◆ **REQUIREMENT**
Please update everything in the listing from the line containing "y-axis-label: P (MeV/fm³)" down to the line containing "Give me the", changing every "xyxy" to "bbox" and keeping the rest unchanged. Return only those lines.

◆ **Stored records**
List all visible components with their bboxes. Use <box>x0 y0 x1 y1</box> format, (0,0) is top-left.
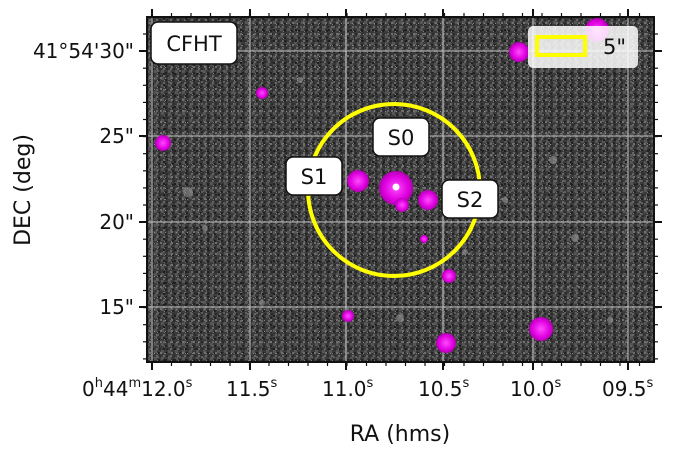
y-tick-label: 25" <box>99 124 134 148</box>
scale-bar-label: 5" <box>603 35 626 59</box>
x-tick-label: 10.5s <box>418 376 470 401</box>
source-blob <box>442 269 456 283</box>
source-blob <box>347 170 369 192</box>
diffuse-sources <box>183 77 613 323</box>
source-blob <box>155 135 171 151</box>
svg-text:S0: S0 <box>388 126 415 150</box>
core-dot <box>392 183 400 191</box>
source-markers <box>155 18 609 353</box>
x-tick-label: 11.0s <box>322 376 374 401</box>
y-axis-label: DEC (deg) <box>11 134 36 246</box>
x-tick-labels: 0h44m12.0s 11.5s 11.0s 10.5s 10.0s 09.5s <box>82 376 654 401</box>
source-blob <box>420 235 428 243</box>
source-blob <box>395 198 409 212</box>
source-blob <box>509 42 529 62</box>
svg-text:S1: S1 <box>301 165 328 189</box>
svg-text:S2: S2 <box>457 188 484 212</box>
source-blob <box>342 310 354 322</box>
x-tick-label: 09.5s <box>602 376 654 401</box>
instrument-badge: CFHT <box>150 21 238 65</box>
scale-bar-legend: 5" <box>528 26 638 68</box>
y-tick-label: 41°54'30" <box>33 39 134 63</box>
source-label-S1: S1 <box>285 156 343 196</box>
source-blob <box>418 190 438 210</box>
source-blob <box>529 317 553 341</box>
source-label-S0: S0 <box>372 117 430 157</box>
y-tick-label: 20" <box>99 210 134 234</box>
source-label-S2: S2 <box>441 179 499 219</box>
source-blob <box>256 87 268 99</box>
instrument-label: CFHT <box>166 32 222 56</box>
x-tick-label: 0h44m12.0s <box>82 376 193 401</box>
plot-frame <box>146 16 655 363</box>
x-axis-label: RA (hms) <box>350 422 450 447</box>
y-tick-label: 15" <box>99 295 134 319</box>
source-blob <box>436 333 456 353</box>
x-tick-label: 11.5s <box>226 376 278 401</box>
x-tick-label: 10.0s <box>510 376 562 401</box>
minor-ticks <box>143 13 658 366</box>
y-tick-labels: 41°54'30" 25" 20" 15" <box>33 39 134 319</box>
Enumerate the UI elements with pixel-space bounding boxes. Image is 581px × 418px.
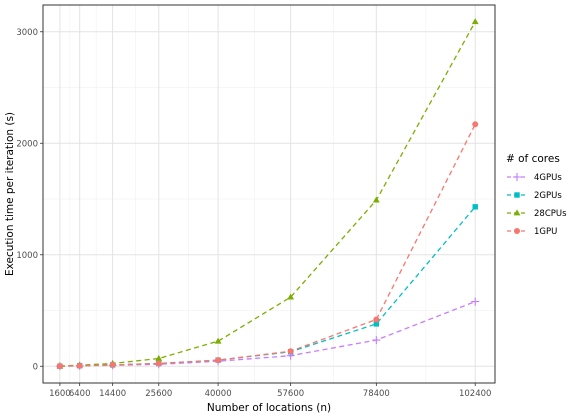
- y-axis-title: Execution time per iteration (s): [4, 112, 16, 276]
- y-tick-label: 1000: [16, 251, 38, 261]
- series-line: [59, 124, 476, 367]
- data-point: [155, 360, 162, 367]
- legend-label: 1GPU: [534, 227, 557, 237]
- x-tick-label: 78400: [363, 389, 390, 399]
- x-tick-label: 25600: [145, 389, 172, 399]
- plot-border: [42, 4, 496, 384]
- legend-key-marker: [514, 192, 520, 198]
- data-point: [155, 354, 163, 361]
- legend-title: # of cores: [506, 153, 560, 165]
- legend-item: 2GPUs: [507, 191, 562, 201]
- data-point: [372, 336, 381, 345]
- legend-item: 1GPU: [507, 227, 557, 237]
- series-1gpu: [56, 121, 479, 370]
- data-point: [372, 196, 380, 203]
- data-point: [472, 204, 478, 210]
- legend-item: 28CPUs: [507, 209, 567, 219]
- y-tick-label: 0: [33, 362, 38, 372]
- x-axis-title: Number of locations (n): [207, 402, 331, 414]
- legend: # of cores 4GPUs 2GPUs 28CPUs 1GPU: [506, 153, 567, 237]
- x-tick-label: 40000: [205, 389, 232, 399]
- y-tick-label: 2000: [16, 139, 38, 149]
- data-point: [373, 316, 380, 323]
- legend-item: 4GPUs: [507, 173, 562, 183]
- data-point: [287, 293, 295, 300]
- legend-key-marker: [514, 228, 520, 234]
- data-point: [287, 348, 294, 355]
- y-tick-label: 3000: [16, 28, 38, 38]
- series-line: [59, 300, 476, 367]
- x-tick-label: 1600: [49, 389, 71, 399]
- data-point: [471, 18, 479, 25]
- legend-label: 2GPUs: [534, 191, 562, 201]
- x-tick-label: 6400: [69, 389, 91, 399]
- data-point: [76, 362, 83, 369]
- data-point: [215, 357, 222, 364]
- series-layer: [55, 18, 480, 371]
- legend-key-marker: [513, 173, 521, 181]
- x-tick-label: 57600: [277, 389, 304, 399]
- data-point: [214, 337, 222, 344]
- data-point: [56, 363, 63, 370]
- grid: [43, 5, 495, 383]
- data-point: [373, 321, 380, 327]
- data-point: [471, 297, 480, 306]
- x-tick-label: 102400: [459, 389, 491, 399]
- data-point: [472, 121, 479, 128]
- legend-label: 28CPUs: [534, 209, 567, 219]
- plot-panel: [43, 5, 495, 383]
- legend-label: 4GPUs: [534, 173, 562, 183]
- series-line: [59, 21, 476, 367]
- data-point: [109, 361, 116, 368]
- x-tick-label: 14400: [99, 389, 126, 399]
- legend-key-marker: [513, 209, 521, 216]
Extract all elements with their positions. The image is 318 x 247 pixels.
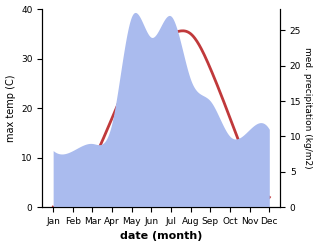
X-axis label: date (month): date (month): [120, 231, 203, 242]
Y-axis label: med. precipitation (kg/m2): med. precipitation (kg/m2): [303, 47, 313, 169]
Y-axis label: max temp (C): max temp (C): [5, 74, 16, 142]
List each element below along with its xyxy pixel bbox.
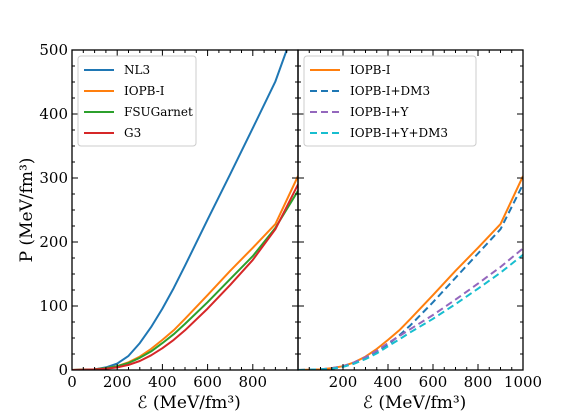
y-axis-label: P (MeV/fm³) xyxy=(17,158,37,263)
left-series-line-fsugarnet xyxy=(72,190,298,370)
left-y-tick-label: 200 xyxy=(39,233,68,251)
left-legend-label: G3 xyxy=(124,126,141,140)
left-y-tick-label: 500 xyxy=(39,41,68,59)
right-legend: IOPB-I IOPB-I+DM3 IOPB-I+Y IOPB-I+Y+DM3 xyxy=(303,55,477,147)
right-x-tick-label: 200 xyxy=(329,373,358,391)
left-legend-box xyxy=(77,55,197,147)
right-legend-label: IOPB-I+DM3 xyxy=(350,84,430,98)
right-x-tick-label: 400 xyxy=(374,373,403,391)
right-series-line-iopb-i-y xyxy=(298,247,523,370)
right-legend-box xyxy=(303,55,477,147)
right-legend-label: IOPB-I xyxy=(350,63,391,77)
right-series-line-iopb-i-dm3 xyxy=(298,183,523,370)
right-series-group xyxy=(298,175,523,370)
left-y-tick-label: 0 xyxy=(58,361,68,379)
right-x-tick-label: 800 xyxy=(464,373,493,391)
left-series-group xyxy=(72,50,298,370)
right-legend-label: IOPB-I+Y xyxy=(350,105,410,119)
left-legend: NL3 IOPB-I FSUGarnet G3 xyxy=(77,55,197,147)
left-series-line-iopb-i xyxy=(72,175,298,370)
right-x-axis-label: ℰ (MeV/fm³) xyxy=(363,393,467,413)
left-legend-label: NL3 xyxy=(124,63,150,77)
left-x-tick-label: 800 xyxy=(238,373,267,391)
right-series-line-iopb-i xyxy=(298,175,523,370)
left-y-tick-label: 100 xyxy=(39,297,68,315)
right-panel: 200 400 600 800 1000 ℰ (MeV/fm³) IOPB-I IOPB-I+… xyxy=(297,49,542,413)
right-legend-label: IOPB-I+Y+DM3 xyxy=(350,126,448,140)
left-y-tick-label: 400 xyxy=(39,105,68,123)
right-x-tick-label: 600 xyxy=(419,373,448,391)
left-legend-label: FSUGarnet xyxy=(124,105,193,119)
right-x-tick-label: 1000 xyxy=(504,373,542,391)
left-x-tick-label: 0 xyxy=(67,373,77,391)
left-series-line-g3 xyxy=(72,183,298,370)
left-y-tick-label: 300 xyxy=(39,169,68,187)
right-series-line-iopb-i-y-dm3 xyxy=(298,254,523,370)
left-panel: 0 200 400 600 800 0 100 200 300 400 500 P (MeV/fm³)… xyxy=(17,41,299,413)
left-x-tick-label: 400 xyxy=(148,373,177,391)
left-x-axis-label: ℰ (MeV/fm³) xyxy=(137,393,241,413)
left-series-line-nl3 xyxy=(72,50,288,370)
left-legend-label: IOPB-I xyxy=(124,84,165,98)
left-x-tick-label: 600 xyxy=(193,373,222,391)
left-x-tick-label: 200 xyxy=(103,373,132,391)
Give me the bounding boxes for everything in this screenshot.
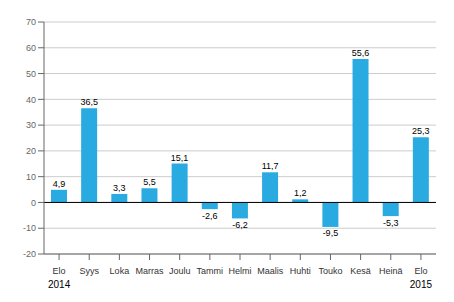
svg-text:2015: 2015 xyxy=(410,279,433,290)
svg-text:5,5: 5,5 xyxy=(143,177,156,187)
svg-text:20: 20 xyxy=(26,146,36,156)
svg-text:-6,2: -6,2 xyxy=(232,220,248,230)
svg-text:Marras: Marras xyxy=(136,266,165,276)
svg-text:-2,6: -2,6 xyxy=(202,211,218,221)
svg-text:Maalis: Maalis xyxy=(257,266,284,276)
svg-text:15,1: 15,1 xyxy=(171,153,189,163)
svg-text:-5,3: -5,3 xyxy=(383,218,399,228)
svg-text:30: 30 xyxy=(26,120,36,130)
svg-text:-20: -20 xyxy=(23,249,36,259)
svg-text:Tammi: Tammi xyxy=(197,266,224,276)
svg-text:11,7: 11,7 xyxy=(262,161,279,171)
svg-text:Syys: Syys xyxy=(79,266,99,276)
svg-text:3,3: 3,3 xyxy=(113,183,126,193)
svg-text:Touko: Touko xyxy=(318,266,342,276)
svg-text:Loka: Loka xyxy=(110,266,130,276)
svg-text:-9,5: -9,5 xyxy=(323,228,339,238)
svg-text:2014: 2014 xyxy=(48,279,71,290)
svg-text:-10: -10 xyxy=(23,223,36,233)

◆ **THE REPLY**
y-axis-label: P (MeV/fm³) bbox=(17,158,37,263)
left-series-line-fsugarnet bbox=(72,190,298,370)
left-y-tick-label: 200 bbox=(39,233,68,251)
left-legend-label: G3 bbox=(124,126,141,140)
left-y-tick-label: 500 bbox=(39,41,68,59)
right-legend: IOPB-I IOPB-I+DM3 IOPB-I+Y IOPB-I+Y+DM3 bbox=(303,55,477,147)
right-x-tick-label: 200 bbox=(329,373,358,391)
left-legend-box bbox=(77,55,197,147)
right-legend-label: IOPB-I+DM3 bbox=(350,84,430,98)
right-x-tick-label: 400 bbox=(374,373,403,391)
right-series-line-iopb-i-y bbox=(298,247,523,370)
right-legend-box bbox=(303,55,477,147)
right-legend-label: IOPB-I bbox=(350,63,391,77)
right-series-line-iopb-i-dm3 bbox=(298,183,523,370)
right-series-group bbox=(298,175,523,370)
left-y-tick-label: 0 bbox=(58,361,68,379)
right-x-tick-label: 800 bbox=(464,373,493,391)
left-series-group bbox=(72,50,298,370)
right-legend-label: IOPB-I+Y bbox=(350,105,410,119)
left-legend: NL3 IOPB-I FSUGarnet G3 bbox=(77,55,197,147)
left-series-line-iopb-i bbox=(72,175,298,370)
right-x-axis-label: ℰ (MeV/fm³) bbox=(363,393,467,413)
left-legend-label: NL3 bbox=(124,63,150,77)
left-x-tick-label: 800 bbox=(238,373,267,391)
right-series-line-iopb-i bbox=(298,175,523,370)
left-y-tick-label: 100 bbox=(39,297,68,315)
right-panel: 200 400 600 800 1000 ℰ (MeV/fm³) IOPB-I IOPB-I+… bbox=(297,49,542,413)
right-legend-label: IOPB-I+Y+DM3 bbox=(350,126,448,140)
left-y-tick-label: 400 bbox=(39,105,68,123)
right-x-tick-label: 600 bbox=(419,373,448,391)
left-legend-label: FSUGarnet bbox=(124,105,193,119)
right-x-tick-label: 1000 bbox=(504,373,542,391)
left-x-tick-label: 0 bbox=(67,373,77,391)
left-series-line-g3 bbox=(72,183,298,370)
left-y-tick-label: 300 bbox=(39,169,68,187)
right-series-line-iopb-i-y-dm3 bbox=(298,254,523,370)
left-panel: 0 200 400 600 800 0 100 200 300 400 500 P (MeV/fm³)… bbox=(17,41,299,413)
left-x-tick-label: 400 bbox=(148,373,177,391)
left-x-axis-label: ℰ (MeV/fm³) bbox=(137,393,241,413)
left-series-line-nl3 bbox=(72,50,288,370)
left-legend-label: IOPB-I bbox=(124,84,165,98)
left-x-tick-label: 600 bbox=(193,373,222,391)
left-x-tick-label: 200 bbox=(103,373,132,391)
Give me the bounding boxes for everything in this screenshot.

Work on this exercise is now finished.